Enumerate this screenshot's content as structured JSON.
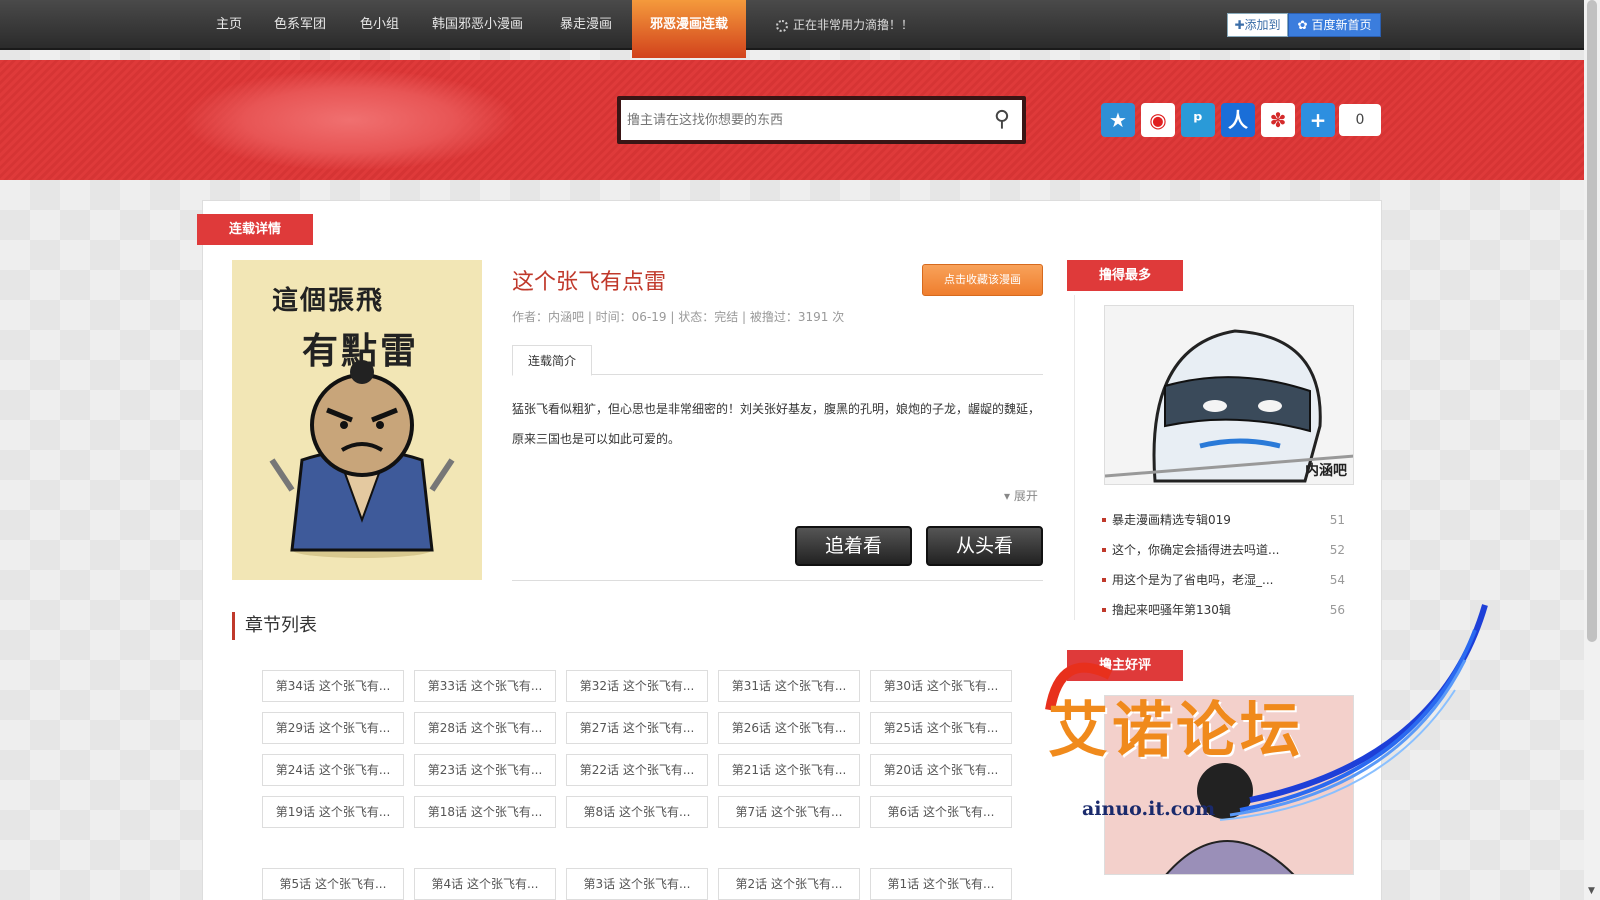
{
  "nav": {
    "items": [
      "主页",
      "色系军团",
      "色小组",
      "韩国邪恶小漫画",
      "暴走漫画",
      "邪恶漫画连载"
    ],
    "status_text": "正在非常用力滴撸！！",
    "add_label": "添加到",
    "baidu_label": "百度新首页"
  },
  "header": {
    "search_placeholder": "撸主请在这找你想要的东西",
    "share_icons": [
      "qzone-icon",
      "weibo-icon",
      "tencent-weibo-icon",
      "renren-icon",
      "netease-icon",
      "more-share-icon"
    ],
    "share_count": "0"
  },
  "detail": {
    "section_tag": "连载详情",
    "cover_title_1": "這個張飛",
    "cover_title_2": "有點雷",
    "title": "这个张飞有点雷",
    "fav_button": "点击收藏该漫画",
    "meta": "作者：内涵吧 | 时间：06-19 | 状态：完结 | 被撸过：3191 次",
    "tab_label": "连载简介",
    "description": "猛张飞看似粗犷，但心思也是非常细密的！刘关张好基友，腹黑的孔明，娘炮的子龙，龌龊的魏延，原来三国也是可以如此可爱的。",
    "expand_label": "展开",
    "follow_button": "追着看",
    "start_button": "从头看"
  },
  "chapters": {
    "heading": "章节列表",
    "items": [
      "第34话 这个张飞有...",
      "第33话 这个张飞有...",
      "第32话 这个张飞有...",
      "第31话 这个张飞有...",
      "第30话 这个张飞有...",
      "第29话 这个张飞有...",
      "第28话 这个张飞有...",
      "第27话 这个张飞有...",
      "第26话 这个张飞有...",
      "第25话 这个张飞有...",
      "第24话 这个张飞有...",
      "第23话 这个张飞有...",
      "第22话 这个张飞有...",
      "第21话 这个张飞有...",
      "第20话 这个张飞有...",
      "第19话 这个张飞有...",
      "第18话 这个张飞有...",
      "第8话 这个张飞有...",
      "第7话 这个张飞有...",
      "第6话 这个张飞有...",
      "第5话 这个张飞有...",
      "第4话 这个张飞有...",
      "第3话 这个张飞有...",
      "第2话 这个张飞有...",
      "第1话 这个张飞有..."
    ]
  },
  "sidebar": {
    "top_tag": "撸得最多",
    "image_caption": "内涵吧",
    "list": [
      {
        "title": "暴走漫画精选专辑019",
        "count": "51"
      },
      {
        "title": "这个，你确定会插得进去吗道...",
        "count": "52"
      },
      {
        "title": "用这个是为了省电吗，老湿_...",
        "count": "54"
      },
      {
        "title": "撸起来吧骚年第130辑",
        "count": "56"
      }
    ],
    "rated_tag": "撸主好评"
  },
  "watermark": {
    "text": "艾诺论坛",
    "url": "ainuo.it.com"
  },
  "colors": {
    "brand_red": "#df3a3a",
    "nav_dark": "#2b2b2b",
    "active_orange": "#f49a3c",
    "title_red": "#c0392b"
  }
}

→ Goal:
Copy everything in the records above except the pictures, exactly as written.

→ Result of this exercise:
Enumerate this screenshot's content as structured JSON.
{
  "nav": {
    "items": [
      "主页",
      "色系军团",
      "色小组",
      "韩国邪恶小漫画",
      "暴走漫画",
      "邪恶漫画连载"
    ],
    "status_text": "正在非常用力滴撸！！",
    "add_label": "添加到",
    "baidu_label": "百度新首页"
  },
  "header": {
    "search_placeholder": "撸主请在这找你想要的东西",
    "share_icons": [
      "qzone-icon",
      "weibo-icon",
      "tencent-weibo-icon",
      "renren-icon",
      "netease-icon",
      "more-share-icon"
    ],
    "share_count": "0"
  },
  "detail": {
    "section_tag": "连载详情",
    "cover_title_1": "這個張飛",
    "cover_title_2": "有點雷",
    "title": "这个张飞有点雷",
    "fav_button": "点击收藏该漫画",
    "meta": "作者：内涵吧 | 时间：06-19 | 状态：完结 | 被撸过：3191 次",
    "tab_label": "连载简介",
    "description": "猛张飞看似粗犷，但心思也是非常细密的！刘关张好基友，腹黑的孔明，娘炮的子龙，龌龊的魏延，原来三国也是可以如此可爱的。",
    "expand_label": "展开",
    "follow_button": "追着看",
    "start_button": "从头看"
  },
  "chapters": {
    "heading": "章节列表",
    "items": [
      "第34话 这个张飞有...",
      "第33话 这个张飞有...",
      "第32话 这个张飞有...",
      "第31话 这个张飞有...",
      "第30话 这个张飞有...",
      "第29话 这个张飞有...",
      "第28话 这个张飞有...",
      "第27话 这个张飞有...",
      "第26话 这个张飞有...",
      "第25话 这个张飞有...",
      "第24话 这个张飞有...",
      "第23话 这个张飞有...",
      "第22话 这个张飞有...",
      "第21话 这个张飞有...",
      "第20话 这个张飞有...",
      "第19话 这个张飞有...",
      "第18话 这个张飞有...",
      "第8话 这个张飞有...",
      "第7话 这个张飞有...",
      "第6话 这个张飞有...",
      "第5话 这个张飞有...",
      "第4话 这个张飞有...",
      "第3话 这个张飞有...",
      "第2话 这个张飞有...",
      "第1话 这个张飞有..."
    ]
  },
  "sidebar": {
    "top_tag": "撸得最多",
    "image_caption": "内涵吧",
    "list": [
      {
        "title": "暴走漫画精选专辑019",
        "count": "51"
      },
      {
        "title": "这个，你确定会插得进去吗道...",
        "count": "52"
      },
      {
        "title": "用这个是为了省电吗，老湿_...",
        "count": "54"
      },
      {
        "title": "撸起来吧骚年第130辑",
        "count": "56"
      }
    ],
    "rated_tag": "撸主好评"
  },
  "watermark": {
    "text": "艾诺论坛",
    "url": "ainuo.it.com"
  },
  "colors": {
    "brand_red": "#df3a3a",
    "nav_dark": "#2b2b2b",
    "active_orange": "#f49a3c",
    "title_red": "#c0392b"
  }
}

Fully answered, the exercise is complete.